- **YOUR TASK**: Check every line below for the word "latex" and copy the ones that have it.

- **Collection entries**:
========================

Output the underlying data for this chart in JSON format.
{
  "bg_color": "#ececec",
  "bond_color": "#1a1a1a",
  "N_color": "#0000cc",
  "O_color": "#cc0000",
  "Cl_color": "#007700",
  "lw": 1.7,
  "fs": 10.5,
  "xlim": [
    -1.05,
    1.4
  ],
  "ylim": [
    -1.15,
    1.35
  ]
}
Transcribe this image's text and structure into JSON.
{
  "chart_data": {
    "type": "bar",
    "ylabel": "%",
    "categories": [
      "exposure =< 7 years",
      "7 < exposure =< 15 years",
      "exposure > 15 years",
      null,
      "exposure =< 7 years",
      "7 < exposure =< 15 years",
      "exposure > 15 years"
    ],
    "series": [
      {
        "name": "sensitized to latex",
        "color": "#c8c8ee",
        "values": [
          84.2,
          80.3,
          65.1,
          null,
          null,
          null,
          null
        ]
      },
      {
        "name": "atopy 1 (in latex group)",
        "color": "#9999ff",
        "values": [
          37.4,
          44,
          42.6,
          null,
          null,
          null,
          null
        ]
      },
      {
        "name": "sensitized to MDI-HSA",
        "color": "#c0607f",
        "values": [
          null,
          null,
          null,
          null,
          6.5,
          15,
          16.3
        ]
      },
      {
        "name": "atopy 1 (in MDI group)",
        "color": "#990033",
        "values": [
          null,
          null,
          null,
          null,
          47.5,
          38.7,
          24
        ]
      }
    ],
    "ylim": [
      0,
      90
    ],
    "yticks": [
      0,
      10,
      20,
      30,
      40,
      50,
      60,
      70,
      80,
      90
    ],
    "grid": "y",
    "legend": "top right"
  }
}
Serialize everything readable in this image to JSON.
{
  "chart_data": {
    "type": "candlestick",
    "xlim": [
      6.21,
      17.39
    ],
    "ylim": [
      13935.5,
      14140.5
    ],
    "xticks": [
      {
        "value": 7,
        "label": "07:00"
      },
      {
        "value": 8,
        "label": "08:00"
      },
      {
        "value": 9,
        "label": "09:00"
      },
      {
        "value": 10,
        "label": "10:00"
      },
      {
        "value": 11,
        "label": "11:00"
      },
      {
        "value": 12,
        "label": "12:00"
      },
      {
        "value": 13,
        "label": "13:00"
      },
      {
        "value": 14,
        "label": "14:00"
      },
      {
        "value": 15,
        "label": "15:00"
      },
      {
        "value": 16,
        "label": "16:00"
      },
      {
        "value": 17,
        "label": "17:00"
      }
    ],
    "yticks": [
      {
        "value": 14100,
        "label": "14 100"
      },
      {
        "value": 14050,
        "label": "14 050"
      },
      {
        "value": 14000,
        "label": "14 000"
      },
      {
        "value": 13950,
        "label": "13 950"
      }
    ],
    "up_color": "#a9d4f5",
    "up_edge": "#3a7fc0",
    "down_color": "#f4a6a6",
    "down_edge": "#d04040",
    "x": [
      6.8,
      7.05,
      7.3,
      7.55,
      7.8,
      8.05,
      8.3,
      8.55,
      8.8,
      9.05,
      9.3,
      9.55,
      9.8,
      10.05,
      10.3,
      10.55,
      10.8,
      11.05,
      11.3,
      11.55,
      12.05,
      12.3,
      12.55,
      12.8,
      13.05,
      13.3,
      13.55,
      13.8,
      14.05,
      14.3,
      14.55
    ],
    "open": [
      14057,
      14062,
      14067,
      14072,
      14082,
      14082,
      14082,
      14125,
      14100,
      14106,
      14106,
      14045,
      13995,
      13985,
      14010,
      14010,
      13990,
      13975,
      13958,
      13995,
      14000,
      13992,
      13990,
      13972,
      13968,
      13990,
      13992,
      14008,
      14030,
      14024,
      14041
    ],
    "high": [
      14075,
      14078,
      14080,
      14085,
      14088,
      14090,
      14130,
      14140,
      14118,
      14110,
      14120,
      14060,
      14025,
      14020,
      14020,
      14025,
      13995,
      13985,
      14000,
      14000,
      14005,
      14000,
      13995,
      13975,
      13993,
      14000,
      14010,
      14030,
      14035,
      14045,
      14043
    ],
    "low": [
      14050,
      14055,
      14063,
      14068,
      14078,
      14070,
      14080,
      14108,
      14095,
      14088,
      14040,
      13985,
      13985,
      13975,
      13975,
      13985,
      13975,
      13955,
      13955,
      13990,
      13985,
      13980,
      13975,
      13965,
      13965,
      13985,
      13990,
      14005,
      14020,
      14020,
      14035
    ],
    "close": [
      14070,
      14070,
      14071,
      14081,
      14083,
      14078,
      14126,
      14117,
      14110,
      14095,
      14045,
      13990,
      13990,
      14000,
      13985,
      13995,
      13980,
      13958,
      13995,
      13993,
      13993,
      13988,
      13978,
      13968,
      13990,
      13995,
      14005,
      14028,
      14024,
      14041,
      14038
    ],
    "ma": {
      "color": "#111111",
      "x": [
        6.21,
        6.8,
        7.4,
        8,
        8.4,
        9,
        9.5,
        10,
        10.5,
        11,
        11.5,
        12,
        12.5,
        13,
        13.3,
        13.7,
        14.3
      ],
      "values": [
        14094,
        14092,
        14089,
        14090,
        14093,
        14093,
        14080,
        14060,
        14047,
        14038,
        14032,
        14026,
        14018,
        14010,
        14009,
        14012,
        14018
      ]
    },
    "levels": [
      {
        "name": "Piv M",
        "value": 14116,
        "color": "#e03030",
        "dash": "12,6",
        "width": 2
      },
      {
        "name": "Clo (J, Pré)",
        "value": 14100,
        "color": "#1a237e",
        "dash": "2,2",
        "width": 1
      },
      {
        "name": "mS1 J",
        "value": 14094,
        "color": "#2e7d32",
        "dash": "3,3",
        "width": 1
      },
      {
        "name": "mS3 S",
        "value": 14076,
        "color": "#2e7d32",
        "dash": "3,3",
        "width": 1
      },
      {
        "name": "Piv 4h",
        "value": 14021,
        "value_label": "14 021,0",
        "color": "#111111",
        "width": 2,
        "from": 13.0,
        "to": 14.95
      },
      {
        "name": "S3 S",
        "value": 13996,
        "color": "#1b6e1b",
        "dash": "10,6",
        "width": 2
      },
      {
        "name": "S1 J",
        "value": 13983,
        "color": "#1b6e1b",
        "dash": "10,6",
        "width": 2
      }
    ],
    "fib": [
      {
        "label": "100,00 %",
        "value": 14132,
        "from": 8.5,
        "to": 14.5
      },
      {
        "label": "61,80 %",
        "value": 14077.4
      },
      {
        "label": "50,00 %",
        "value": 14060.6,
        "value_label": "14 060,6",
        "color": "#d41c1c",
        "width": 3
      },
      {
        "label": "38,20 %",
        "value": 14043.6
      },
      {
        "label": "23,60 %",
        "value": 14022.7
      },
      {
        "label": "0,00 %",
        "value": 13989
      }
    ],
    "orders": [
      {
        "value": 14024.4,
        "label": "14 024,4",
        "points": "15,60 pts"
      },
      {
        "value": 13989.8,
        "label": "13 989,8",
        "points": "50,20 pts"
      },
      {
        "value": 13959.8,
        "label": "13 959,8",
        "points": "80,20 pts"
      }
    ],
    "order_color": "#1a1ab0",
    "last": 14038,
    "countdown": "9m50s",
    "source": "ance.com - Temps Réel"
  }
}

========================

- **FINISHED TASK**:
        "name": "sensitized to latex",
        "name": "atopy 1 (in latex group)",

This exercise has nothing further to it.